>> START

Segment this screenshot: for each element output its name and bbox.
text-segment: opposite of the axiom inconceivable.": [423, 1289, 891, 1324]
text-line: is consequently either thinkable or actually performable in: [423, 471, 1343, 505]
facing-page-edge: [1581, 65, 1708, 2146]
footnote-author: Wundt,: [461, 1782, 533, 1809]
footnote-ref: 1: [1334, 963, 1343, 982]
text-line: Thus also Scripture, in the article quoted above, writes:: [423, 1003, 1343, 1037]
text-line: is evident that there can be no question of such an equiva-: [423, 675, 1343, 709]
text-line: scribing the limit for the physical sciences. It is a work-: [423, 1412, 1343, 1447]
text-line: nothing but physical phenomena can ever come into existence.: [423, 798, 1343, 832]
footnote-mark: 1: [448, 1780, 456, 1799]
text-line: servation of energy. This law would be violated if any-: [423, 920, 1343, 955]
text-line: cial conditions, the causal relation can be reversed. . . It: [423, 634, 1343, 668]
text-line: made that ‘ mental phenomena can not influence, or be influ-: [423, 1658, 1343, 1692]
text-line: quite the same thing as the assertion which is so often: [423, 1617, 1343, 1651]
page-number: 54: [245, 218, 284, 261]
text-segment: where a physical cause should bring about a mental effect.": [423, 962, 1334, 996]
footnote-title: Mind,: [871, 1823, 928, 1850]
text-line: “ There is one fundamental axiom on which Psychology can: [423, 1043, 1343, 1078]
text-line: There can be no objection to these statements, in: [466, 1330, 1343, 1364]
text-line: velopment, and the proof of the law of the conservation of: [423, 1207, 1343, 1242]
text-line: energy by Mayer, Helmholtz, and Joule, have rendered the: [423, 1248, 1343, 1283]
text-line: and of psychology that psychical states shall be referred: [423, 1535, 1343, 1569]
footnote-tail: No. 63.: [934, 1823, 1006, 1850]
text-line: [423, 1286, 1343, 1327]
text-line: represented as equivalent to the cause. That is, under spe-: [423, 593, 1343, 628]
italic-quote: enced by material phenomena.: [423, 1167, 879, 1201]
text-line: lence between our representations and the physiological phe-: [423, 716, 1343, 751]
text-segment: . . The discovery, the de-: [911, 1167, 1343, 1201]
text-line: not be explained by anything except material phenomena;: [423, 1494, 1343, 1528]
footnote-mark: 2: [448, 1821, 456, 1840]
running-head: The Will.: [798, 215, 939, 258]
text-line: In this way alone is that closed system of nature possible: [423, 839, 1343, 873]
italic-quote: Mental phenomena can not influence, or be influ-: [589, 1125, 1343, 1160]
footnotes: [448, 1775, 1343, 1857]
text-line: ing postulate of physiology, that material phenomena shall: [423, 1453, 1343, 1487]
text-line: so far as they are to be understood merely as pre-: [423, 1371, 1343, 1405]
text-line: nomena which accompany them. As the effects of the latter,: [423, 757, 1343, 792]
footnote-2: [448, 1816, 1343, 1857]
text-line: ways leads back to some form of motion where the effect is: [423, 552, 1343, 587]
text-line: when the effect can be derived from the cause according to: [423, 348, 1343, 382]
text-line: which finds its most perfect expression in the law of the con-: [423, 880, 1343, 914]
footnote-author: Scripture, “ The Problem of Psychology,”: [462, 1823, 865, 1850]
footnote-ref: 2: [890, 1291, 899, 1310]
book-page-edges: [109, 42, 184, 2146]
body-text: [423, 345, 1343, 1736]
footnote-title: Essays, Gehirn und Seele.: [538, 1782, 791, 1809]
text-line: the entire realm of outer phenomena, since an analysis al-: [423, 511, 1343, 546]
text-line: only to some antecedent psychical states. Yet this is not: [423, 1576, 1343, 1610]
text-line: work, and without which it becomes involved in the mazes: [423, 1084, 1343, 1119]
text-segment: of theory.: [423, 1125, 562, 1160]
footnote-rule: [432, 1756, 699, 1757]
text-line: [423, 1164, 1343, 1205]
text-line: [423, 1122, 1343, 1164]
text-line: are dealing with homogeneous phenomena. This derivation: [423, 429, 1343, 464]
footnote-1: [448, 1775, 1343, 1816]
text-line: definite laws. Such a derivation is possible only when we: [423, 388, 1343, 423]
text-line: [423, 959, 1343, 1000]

>> END

What is expected:
Please reproduce the stretch of rows above from the first row through the row that contains "facing-page-edge: [1581, 65, 1708, 2146]", including both ends.

Solution:
Segment this screenshot: for each element output its name and bbox.
text-segment: opposite of the axiom inconceivable.": [423, 1289, 891, 1324]
text-line: is consequently either thinkable or actually performable in: [423, 471, 1343, 505]
facing-page-edge: [1581, 65, 1708, 2146]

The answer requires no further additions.